* [EXERCISE]:
The entries that follow should be written out exactly.

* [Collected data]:
+===+

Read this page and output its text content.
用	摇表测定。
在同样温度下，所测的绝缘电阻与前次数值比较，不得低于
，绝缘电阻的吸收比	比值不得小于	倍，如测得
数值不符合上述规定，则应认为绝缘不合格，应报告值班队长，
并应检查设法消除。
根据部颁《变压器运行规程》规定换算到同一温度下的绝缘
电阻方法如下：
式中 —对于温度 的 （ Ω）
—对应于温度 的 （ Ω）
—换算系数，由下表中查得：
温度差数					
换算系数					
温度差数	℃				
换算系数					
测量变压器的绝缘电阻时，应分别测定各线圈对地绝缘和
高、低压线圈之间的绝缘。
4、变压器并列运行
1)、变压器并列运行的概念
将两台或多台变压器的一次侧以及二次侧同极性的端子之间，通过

+===+

* [RESULT OF THIS TASK]:
Read this page and output its text content.
用	摇表测定。
在同样温度下，所测的绝缘电阻与前次数值比较，不得低于
，绝缘电阻的吸收比	比值不得小于	倍，如测得
数值不符合上述规定，则应认为绝缘不合格，应报告值班队长，
并应检查设法消除。
根据部颁《变压器运行规程》规定换算到同一温度下的绝缘
电阻方法如下：
式中 —对于温度 的 （ Ω）
—对应于温度 的 （ Ω）
—换算系数，由下表中查得：
温度差数					
换算系数					
温度差数	℃				
换算系数					
测量变压器的绝缘电阻时，应分别测定各线圈对地绝缘和
高、低压线圈之间的绝缘。
4、变压器并列运行
1)、变压器并列运行的概念
将两台或多台变压器的一次侧以及二次侧同极性的端子之间，通过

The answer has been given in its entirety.